## Task
Search the records for "объем" and copy each line that holds it.

## Dataset records
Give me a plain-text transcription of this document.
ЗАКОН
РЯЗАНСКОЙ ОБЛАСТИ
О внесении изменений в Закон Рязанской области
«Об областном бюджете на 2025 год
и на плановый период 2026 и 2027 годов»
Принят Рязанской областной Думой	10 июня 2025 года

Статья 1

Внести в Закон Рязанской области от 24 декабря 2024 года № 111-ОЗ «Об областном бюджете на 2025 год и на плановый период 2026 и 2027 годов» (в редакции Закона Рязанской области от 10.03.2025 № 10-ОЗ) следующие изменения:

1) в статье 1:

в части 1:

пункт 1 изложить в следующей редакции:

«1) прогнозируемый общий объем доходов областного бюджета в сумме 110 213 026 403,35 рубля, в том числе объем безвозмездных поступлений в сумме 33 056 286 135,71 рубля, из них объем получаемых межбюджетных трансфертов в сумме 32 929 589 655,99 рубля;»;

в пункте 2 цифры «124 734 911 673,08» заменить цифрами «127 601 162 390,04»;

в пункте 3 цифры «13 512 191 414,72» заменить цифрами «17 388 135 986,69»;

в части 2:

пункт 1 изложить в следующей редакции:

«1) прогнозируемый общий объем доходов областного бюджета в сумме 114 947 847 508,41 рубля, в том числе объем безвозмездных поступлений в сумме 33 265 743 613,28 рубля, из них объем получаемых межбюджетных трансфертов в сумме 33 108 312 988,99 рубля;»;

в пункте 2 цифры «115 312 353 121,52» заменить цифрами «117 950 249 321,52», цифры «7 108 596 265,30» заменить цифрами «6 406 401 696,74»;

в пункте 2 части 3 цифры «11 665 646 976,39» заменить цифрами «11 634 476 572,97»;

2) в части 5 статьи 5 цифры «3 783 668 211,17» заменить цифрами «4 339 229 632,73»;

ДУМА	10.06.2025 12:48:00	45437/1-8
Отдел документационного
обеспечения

...

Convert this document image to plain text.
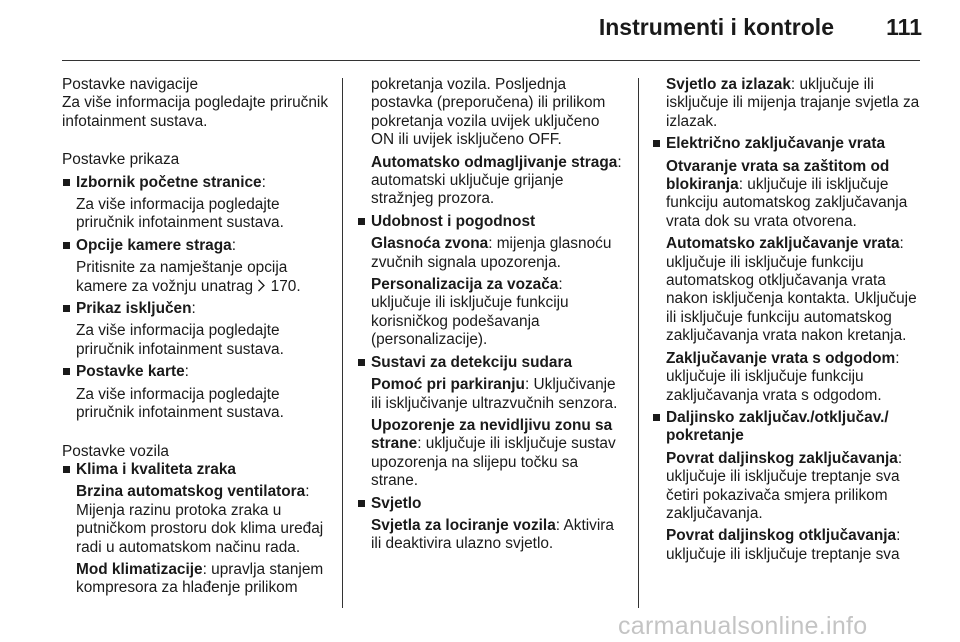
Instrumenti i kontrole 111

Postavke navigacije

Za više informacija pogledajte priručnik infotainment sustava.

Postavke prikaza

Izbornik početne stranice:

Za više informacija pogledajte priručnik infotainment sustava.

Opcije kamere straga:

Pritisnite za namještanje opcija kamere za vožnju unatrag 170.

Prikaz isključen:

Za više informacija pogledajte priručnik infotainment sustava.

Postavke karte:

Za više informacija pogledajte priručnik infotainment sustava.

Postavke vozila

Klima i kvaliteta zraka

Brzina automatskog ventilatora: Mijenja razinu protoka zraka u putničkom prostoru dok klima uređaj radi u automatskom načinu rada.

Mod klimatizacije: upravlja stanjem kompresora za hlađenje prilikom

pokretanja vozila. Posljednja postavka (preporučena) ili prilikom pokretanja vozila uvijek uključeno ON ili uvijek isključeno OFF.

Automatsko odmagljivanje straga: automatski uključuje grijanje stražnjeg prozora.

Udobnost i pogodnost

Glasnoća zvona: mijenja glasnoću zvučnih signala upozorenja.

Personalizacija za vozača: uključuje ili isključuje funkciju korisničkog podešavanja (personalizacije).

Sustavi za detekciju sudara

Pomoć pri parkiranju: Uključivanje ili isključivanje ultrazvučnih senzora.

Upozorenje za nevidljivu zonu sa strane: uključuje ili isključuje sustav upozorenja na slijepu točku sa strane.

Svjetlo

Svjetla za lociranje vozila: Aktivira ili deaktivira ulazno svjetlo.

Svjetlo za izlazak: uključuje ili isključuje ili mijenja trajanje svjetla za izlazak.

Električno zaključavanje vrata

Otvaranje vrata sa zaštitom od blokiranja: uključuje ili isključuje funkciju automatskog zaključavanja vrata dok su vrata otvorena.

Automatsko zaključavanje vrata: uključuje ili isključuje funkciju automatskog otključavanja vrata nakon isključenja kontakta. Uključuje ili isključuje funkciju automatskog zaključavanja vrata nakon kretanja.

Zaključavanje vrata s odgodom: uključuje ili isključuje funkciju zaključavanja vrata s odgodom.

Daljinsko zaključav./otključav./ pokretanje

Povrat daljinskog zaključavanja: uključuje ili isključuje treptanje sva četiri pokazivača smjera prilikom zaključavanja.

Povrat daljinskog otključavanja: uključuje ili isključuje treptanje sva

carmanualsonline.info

==

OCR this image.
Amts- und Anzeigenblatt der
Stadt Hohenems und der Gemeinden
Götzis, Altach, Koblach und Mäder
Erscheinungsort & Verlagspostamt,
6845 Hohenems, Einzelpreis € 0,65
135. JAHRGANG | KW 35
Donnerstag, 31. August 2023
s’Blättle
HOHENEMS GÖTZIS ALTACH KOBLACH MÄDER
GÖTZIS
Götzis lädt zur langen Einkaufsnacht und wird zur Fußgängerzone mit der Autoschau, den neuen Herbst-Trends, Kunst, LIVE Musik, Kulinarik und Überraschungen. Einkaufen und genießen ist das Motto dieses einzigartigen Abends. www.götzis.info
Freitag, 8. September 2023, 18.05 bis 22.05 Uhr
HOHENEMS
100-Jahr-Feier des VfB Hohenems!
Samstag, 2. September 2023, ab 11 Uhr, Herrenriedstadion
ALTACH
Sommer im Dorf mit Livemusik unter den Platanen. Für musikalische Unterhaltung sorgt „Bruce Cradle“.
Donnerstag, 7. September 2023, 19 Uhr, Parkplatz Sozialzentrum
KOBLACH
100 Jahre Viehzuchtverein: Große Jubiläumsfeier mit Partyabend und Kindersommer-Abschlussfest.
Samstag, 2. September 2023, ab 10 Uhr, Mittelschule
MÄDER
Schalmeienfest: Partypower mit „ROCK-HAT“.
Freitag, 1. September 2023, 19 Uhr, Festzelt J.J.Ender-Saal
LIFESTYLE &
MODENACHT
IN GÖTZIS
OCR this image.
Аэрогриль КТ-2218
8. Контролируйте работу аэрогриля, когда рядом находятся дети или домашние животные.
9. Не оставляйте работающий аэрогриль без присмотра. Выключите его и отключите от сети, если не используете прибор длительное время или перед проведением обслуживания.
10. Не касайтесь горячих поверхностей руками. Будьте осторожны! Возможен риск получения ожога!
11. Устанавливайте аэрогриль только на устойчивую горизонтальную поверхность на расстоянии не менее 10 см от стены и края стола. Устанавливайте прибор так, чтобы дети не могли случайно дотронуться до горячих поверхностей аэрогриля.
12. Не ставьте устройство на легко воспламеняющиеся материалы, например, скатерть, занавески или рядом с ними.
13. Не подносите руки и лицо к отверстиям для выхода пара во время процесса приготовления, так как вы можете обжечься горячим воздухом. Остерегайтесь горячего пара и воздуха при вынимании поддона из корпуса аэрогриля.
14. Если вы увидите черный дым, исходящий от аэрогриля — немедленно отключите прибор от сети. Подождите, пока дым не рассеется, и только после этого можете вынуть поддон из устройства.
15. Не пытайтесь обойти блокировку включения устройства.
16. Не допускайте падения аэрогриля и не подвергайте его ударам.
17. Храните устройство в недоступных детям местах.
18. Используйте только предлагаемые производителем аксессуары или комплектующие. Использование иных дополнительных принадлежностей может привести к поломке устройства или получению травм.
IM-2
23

## Problem solution
«1) прогнозируемый общий объем доходов областного бюджета в сумме 110 213 026 403,35 рубля, в том числе объем безвозмездных поступлений в сумме 33 056 286 135,71 рубля, из них объем получаемых межбюджетных трансфертов в сумме 32 929 589 655,99 рубля;»;
«1) прогнозируемый общий объем доходов областного бюджета в сумме 114 947 847 508,41 рубля, в том числе объем безвозмездных поступлений в сумме 33 265 743 613,28 рубля, из них объем получаемых межбюджетных трансфертов в сумме 33 108 312 988,99 рубля;»;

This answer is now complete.